_DIRECTIONS FOR THIS TASK_. Reproduce all entries precisely as they are written.

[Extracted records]
····················

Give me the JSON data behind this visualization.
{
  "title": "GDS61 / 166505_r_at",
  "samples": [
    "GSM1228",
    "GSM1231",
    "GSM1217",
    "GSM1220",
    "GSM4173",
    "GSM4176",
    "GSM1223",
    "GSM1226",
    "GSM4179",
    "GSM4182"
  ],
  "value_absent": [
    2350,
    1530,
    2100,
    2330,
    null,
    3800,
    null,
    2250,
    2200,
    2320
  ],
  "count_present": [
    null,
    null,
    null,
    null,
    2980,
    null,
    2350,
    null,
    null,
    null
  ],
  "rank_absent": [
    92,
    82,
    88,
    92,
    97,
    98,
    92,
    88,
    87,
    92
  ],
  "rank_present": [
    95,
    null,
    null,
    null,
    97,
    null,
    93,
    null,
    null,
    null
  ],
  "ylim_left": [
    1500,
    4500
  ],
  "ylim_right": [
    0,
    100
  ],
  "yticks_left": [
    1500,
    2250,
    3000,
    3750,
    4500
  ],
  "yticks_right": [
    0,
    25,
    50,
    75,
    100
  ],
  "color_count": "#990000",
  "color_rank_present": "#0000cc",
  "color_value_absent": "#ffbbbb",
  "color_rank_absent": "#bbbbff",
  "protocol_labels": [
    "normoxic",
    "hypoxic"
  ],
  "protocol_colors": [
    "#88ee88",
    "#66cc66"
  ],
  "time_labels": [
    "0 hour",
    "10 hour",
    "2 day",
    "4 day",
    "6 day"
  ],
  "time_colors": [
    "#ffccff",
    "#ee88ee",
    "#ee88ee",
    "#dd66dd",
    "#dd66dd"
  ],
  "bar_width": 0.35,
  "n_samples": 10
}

····················

_WRITTEN ANSWER_.
Give me the JSON data behind this visualization.
{
  "title": "GDS61 / 166505_r_at",
  "samples": [
    "GSM1228",
    "GSM1231",
    "GSM1217",
    "GSM1220",
    "GSM4173",
    "GSM4176",
    "GSM1223",
    "GSM1226",
    "GSM4179",
    "GSM4182"
  ],
  "value_absent": [
    2350,
    1530,
    2100,
    2330,
    null,
    3800,
    null,
    2250,
    2200,
    2320
  ],
  "count_present": [
    null,
    null,
    null,
    null,
    2980,
    null,
    2350,
    null,
    null,
    null
  ],
  "rank_absent": [
    92,
    82,
    88,
    92,
    97,
    98,
    92,
    88,
    87,
    92
  ],
  "rank_present": [
    95,
    null,
    null,
    null,
    97,
    null,
    93,
    null,
    null,
    null
  ],
  "ylim_left": [
    1500,
    4500
  ],
  "ylim_right": [
    0,
    100
  ],
  "yticks_left": [
    1500,
    2250,
    3000,
    3750,
    4500
  ],
  "yticks_right": [
    0,
    25,
    50,
    75,
    100
  ],
  "color_count": "#990000",
  "color_rank_present": "#0000cc",
  "color_value_absent": "#ffbbbb",
  "color_rank_absent": "#bbbbff",
  "protocol_labels": [
    "normoxic",
    "hypoxic"
  ],
  "protocol_colors": [
    "#88ee88",
    "#66cc66"
  ],
  "time_labels": [
    "0 hour",
    "10 hour",
    "2 day",
    "4 day",
    "6 day"
  ],
  "time_colors": [
    "#ffccff",
    "#ee88ee",
    "#ee88ee",
    "#dd66dd",
    "#dd66dd"
  ],
  "bar_width": 0.35,
  "n_samples": 10
}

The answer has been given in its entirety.